> [THE RECORDS]
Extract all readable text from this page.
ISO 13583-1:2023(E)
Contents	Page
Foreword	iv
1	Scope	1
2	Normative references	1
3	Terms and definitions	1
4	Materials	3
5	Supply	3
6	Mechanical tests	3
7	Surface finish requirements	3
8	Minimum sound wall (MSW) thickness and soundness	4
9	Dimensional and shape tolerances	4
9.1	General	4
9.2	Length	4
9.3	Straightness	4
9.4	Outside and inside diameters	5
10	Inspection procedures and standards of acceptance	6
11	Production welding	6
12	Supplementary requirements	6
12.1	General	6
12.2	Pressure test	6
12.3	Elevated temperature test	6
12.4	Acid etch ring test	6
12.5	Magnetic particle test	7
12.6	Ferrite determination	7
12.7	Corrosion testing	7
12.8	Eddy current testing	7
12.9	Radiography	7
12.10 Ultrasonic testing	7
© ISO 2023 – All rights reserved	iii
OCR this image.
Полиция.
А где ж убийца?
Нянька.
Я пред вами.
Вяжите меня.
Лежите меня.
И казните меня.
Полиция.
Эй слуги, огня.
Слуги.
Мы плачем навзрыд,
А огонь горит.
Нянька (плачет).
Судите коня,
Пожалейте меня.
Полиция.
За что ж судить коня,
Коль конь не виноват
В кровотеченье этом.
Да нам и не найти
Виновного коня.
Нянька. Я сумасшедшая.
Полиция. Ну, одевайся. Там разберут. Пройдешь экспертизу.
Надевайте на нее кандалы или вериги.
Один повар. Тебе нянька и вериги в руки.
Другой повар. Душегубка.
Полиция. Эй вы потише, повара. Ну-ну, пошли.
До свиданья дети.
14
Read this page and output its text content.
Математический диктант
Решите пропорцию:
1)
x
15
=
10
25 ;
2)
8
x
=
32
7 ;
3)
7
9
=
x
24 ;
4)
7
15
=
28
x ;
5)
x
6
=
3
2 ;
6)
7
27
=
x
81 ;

> [REQUIRED TASK]
Take every line from the data that contains the word "вериги".

> [RESULT OF THE TASK]
Надевайте на нее кандалы или вериги.
Один повар. Тебе нянька и вериги в руки.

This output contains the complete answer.